Written instruction
Retype the records below word for word and omit any image.

Rows from a dataset
━━━━━━━━

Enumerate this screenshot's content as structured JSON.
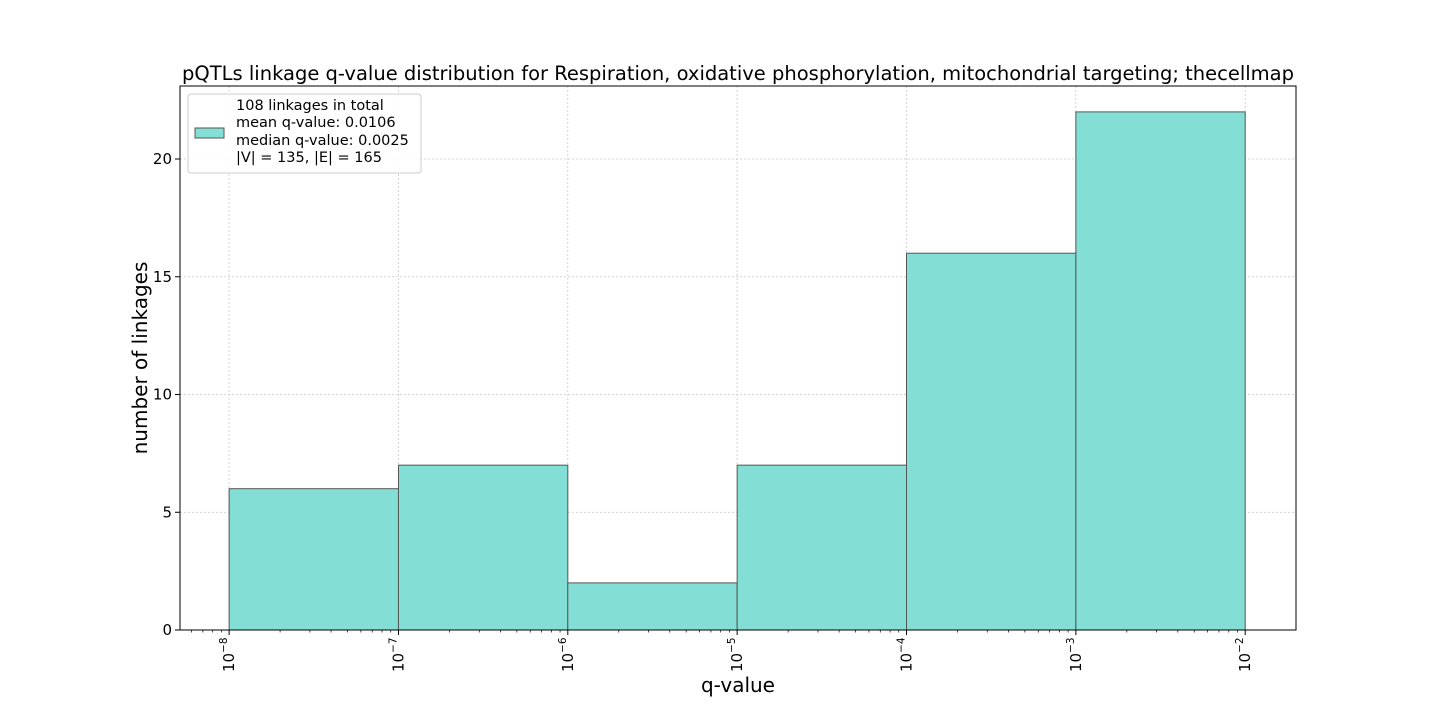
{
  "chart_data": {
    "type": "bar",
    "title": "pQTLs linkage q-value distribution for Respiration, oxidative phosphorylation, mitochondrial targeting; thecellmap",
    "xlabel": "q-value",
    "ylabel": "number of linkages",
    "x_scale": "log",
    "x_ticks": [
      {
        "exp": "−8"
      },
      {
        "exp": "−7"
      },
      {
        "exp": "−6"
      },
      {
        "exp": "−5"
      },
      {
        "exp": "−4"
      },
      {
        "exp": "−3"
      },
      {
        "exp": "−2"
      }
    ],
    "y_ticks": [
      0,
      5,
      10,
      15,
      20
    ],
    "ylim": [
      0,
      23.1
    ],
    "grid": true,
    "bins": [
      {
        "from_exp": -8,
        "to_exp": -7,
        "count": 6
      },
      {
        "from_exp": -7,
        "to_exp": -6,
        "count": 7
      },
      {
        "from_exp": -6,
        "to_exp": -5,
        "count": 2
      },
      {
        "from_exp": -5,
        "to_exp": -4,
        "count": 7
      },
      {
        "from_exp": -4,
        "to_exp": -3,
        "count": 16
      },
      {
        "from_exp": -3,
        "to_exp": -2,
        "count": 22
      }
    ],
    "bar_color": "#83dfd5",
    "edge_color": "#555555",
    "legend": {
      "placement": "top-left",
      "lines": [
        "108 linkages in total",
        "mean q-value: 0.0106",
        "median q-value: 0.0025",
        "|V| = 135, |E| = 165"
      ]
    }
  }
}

━━━━━━━━

Exercise output
Enumerate this screenshot's content as structured JSON.
{
  "chart_data": {
    "type": "bar",
    "title": "pQTLs linkage q-value distribution for Respiration, oxidative phosphorylation, mitochondrial targeting; thecellmap",
    "xlabel": "q-value",
    "ylabel": "number of linkages",
    "x_scale": "log",
    "x_ticks": [
      {
        "exp": "−8"
      },
      {
        "exp": "−7"
      },
      {
        "exp": "−6"
      },
      {
        "exp": "−5"
      },
      {
        "exp": "−4"
      },
      {
        "exp": "−3"
      },
      {
        "exp": "−2"
      }
    ],
    "y_ticks": [
      0,
      5,
      10,
      15,
      20
    ],
    "ylim": [
      0,
      23.1
    ],
    "grid": true,
    "bins": [
      {
        "from_exp": -8,
        "to_exp": -7,
        "count": 6
      },
      {
        "from_exp": -7,
        "to_exp": -6,
        "count": 7
      },
      {
        "from_exp": -6,
        "to_exp": -5,
        "count": 2
      },
      {
        "from_exp": -5,
        "to_exp": -4,
        "count": 7
      },
      {
        "from_exp": -4,
        "to_exp": -3,
        "count": 16
      },
      {
        "from_exp": -3,
        "to_exp": -2,
        "count": 22
      }
    ],
    "bar_color": "#83dfd5",
    "edge_color": "#555555",
    "legend": {
      "placement": "top-left",
      "lines": [
        "108 linkages in total",
        "mean q-value: 0.0106",
        "median q-value: 0.0025",
        "|V| = 135, |E| = 165"
      ]
    }
  }
}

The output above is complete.